◆ **DIRECTIVE**:
Identify and pull out each line of the entries in which "name" occurs.

··· RECORDS PROVIDED ···

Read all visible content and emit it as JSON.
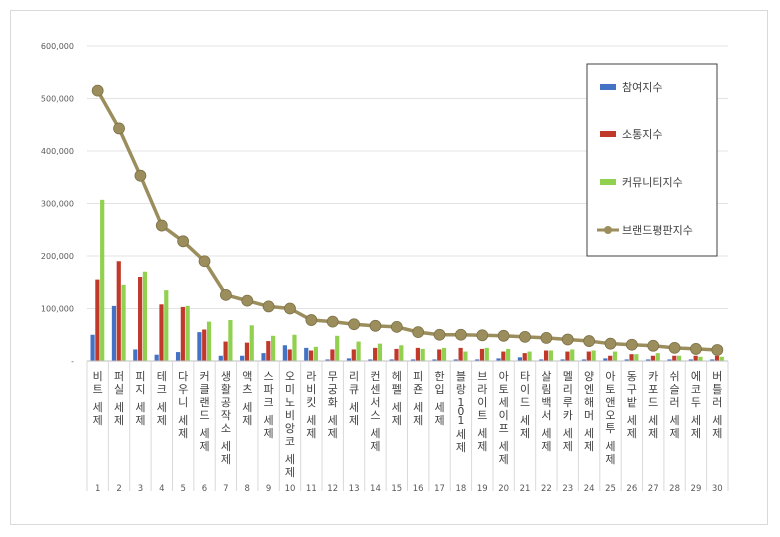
{
  "chart_data": {
    "type": "bar",
    "title": "",
    "xlabel": "",
    "ylabel": "",
    "ylim": [
      0,
      600000
    ],
    "yticks": [
      "-",
      "100,000",
      "200,000",
      "300,000",
      "400,000",
      "500,000",
      "600,000"
    ],
    "grid": true,
    "legend_position": "top-right",
    "categories": [
      "비트 세제",
      "퍼실 세제",
      "피지 세제",
      "테크 세제",
      "다우니 세제",
      "커클랜드 세제",
      "생활공작소 세제",
      "액츠 세제",
      "스파크 세제",
      "오미노비앙코 세제",
      "라비킷 세제",
      "무궁화 세제",
      "리큐 세제",
      "컨센서스 세제",
      "헤펠 세제",
      "피죤 세제",
      "한입 세제",
      "블랑101 세제",
      "브라이트 세제",
      "아토세이프 세제",
      "타이드 세제",
      "살림백서 세제",
      "멜리루카 세제",
      "양엔해머 세제",
      "아토앤오투 세제",
      "동구밭 세제",
      "카포드 세제",
      "쉬슬러 세제",
      "에코두 세제",
      "버틀러 세제"
    ],
    "ranks": [
      "1",
      "2",
      "3",
      "4",
      "5",
      "6",
      "7",
      "8",
      "9",
      "10",
      "11",
      "12",
      "13",
      "14",
      "15",
      "16",
      "17",
      "18",
      "19",
      "20",
      "21",
      "22",
      "23",
      "24",
      "25",
      "26",
      "27",
      "28",
      "29",
      "30"
    ],
    "series": [
      {
        "name": "참여지수",
        "kind": "bar",
        "color": "#4472c4",
        "values": [
          50000,
          105000,
          22000,
          12000,
          17000,
          55000,
          10000,
          10000,
          15000,
          30000,
          25000,
          3000,
          5000,
          3000,
          3000,
          3000,
          3000,
          3000,
          3000,
          5000,
          7000,
          3000,
          3000,
          3000,
          5000,
          3000,
          3000,
          3000,
          3000,
          3000
        ]
      },
      {
        "name": "소통지수",
        "kind": "bar",
        "color": "#c0392b",
        "values": [
          155000,
          190000,
          160000,
          108000,
          103000,
          60000,
          37000,
          35000,
          38000,
          22000,
          20000,
          22000,
          22000,
          25000,
          23000,
          25000,
          22000,
          25000,
          23000,
          18000,
          15000,
          20000,
          18000,
          18000,
          10000,
          13000,
          10000,
          10000,
          10000,
          10000
        ]
      },
      {
        "name": "커뮤니티지수",
        "kind": "bar",
        "color": "#92d050",
        "values": [
          307000,
          145000,
          170000,
          135000,
          105000,
          75000,
          78000,
          68000,
          48000,
          50000,
          27000,
          48000,
          37000,
          33000,
          30000,
          23000,
          25000,
          18000,
          25000,
          23000,
          18000,
          20000,
          22000,
          20000,
          18000,
          13000,
          15000,
          10000,
          8000,
          8000
        ]
      },
      {
        "name": "브랜드평판지수",
        "kind": "line",
        "color": "#9b8e5c",
        "values": [
          515000,
          443000,
          353000,
          258000,
          228000,
          190000,
          126000,
          115000,
          104000,
          100000,
          78000,
          75000,
          70000,
          67000,
          65000,
          55000,
          50000,
          50000,
          49000,
          48000,
          46000,
          44000,
          41000,
          38000,
          33000,
          31000,
          29000,
          25000,
          23000,
          21000
        ]
      }
    ]
  }
}
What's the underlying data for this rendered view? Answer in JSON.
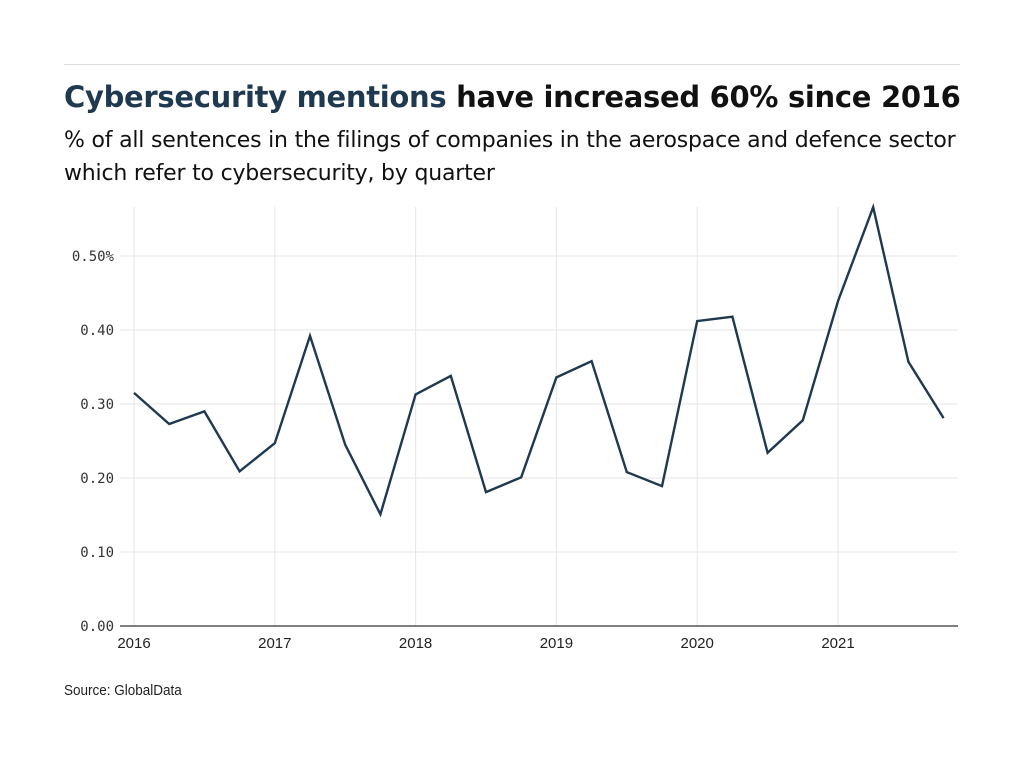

···

◆ **RIGHT ANSWER**:
        "name": "참여지수",
        "name": "소통지수",
        "name": "커뮤니티지수",
        "name": "브랜드평판지수",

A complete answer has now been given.